- **Task requirements**: Return the lines below that carry the word "data".

- **Records supplied**:

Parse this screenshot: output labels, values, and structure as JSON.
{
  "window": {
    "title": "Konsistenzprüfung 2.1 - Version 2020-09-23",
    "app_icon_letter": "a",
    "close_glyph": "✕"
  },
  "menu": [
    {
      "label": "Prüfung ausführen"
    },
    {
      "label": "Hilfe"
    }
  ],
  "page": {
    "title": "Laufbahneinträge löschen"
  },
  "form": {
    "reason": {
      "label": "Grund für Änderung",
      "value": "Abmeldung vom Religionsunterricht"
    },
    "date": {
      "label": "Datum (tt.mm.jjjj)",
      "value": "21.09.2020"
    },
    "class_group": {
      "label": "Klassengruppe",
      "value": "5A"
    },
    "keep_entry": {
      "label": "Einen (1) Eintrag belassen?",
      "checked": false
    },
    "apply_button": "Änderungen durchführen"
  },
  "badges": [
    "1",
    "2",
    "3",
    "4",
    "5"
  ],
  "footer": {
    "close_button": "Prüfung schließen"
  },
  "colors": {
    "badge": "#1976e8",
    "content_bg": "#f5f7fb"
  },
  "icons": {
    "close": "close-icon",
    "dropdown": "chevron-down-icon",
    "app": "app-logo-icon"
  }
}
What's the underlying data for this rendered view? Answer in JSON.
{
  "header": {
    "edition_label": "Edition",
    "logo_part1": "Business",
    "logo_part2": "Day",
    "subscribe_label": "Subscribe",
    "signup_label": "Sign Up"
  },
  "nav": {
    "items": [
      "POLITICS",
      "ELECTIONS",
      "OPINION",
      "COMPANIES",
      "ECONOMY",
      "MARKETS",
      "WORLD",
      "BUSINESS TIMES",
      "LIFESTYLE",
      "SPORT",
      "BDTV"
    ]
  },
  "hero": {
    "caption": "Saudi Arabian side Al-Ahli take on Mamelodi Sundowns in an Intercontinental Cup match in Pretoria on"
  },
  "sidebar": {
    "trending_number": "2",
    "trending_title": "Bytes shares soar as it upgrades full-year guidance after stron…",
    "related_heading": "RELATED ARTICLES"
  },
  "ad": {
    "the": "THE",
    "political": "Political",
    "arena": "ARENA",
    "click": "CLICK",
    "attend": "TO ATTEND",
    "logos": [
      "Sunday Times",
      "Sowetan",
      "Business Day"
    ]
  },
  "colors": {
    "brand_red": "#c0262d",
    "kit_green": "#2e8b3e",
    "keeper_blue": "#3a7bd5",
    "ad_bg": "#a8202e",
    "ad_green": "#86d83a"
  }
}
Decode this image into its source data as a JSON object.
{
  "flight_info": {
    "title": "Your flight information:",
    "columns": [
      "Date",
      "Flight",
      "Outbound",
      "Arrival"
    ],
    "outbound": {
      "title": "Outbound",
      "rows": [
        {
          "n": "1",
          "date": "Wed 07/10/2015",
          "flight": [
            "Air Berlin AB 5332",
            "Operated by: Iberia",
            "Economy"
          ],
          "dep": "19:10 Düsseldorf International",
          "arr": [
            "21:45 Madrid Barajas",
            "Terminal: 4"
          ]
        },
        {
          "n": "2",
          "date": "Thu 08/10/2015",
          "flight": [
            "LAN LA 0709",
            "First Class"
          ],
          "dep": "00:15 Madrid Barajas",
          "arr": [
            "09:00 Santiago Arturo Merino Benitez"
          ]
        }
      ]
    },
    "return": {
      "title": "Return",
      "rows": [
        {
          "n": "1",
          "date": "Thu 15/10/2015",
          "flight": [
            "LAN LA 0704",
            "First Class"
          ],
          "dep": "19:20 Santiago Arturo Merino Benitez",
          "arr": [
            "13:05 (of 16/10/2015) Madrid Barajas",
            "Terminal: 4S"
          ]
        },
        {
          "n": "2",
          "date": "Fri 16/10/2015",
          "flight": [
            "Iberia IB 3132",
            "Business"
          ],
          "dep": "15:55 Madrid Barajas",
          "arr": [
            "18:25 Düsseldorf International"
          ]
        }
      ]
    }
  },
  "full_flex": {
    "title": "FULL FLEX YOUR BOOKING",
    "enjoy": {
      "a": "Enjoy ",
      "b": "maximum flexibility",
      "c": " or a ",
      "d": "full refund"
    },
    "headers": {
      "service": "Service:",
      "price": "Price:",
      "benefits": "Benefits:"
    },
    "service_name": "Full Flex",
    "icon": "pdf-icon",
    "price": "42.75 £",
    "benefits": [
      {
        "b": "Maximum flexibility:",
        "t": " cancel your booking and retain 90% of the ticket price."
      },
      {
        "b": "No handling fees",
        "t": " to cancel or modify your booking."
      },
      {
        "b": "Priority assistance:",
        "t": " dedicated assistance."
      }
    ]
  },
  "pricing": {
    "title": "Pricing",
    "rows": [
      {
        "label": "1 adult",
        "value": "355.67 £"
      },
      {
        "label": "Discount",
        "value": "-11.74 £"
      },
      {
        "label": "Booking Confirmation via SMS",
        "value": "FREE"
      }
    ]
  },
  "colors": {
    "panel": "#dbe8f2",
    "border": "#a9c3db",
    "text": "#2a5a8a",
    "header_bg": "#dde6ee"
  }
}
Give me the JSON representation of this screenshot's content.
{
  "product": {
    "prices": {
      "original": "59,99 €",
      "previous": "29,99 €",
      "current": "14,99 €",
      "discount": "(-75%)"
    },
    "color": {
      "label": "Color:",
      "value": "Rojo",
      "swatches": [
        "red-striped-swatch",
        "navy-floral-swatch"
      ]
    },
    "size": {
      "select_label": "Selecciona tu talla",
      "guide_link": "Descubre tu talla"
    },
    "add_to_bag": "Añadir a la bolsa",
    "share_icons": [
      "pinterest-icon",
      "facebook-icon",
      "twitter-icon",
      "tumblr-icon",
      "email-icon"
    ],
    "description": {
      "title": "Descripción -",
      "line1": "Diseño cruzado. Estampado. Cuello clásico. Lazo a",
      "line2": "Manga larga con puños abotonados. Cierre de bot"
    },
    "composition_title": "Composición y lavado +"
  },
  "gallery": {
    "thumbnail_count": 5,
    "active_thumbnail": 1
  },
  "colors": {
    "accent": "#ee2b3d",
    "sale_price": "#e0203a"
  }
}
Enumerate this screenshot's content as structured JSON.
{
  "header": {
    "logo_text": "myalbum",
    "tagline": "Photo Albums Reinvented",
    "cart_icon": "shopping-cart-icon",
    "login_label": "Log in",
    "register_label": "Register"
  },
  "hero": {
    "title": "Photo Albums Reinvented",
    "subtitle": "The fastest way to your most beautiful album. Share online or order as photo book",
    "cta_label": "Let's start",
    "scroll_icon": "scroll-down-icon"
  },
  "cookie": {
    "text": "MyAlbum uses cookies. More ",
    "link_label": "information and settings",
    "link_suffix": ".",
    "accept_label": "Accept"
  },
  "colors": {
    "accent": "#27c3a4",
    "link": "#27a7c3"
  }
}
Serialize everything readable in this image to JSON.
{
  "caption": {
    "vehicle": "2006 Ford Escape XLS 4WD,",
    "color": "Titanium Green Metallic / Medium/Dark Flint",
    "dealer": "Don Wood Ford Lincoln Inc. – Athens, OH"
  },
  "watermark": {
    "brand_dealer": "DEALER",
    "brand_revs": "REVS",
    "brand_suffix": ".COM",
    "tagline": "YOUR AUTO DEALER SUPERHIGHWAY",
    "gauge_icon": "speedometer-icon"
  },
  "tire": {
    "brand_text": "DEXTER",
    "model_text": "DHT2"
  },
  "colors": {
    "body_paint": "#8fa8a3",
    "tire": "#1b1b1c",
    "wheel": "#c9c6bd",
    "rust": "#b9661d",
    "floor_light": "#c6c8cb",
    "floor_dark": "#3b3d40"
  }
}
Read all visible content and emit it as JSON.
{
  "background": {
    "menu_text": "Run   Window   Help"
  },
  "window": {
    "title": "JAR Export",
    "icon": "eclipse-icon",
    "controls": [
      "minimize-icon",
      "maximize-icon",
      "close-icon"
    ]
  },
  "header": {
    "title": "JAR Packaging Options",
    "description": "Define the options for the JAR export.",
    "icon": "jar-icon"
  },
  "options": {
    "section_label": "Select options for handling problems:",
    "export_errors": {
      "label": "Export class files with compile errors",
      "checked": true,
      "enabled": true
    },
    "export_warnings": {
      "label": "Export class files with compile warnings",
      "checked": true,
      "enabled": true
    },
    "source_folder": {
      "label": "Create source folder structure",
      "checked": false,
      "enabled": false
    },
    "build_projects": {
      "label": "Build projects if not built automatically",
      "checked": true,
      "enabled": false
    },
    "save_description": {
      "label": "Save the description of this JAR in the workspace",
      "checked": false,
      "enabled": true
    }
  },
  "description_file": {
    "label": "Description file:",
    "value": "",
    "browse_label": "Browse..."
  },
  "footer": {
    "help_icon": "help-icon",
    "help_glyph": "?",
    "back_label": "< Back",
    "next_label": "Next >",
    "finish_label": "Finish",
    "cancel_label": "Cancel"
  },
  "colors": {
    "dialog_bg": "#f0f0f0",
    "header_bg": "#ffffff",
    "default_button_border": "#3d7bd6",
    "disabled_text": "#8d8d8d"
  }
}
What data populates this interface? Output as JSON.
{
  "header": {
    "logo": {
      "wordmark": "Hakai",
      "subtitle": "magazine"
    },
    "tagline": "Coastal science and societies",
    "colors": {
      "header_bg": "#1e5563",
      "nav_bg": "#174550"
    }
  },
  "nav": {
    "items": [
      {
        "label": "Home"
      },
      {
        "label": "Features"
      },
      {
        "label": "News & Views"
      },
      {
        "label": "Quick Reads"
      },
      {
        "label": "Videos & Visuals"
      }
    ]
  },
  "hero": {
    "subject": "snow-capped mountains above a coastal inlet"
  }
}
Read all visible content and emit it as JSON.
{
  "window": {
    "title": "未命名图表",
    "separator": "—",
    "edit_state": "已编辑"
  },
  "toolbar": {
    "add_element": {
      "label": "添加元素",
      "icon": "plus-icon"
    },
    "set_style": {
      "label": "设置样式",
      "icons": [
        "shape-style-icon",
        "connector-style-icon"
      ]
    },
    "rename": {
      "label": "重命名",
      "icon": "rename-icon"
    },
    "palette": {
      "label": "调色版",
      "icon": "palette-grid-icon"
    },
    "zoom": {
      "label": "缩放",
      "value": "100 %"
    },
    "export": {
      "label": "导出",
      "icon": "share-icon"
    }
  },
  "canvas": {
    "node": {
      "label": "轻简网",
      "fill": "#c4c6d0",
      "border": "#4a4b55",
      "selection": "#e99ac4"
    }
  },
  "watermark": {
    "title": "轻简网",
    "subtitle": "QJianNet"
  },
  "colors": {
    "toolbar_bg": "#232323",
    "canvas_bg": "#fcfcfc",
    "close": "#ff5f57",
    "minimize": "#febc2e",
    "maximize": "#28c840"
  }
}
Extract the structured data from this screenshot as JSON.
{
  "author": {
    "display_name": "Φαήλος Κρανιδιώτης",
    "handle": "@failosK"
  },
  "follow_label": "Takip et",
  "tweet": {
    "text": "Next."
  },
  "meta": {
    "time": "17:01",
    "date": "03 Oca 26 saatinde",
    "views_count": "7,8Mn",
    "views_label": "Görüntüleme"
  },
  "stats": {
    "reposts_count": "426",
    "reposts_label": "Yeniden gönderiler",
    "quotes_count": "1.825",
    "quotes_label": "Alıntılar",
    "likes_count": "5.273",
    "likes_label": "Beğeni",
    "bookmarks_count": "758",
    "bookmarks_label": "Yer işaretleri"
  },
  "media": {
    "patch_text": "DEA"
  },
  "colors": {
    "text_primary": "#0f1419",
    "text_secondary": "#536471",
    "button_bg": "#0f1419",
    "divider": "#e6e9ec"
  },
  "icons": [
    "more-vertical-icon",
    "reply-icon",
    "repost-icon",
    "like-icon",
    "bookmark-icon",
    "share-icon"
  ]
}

- **Task output**:
What's the underlying data for this rendered view? Answer in JSON.
Decode this image into its source data as a JSON object.
What data populates this interface? Output as JSON.
Extract the structured data from this screenshot as JSON.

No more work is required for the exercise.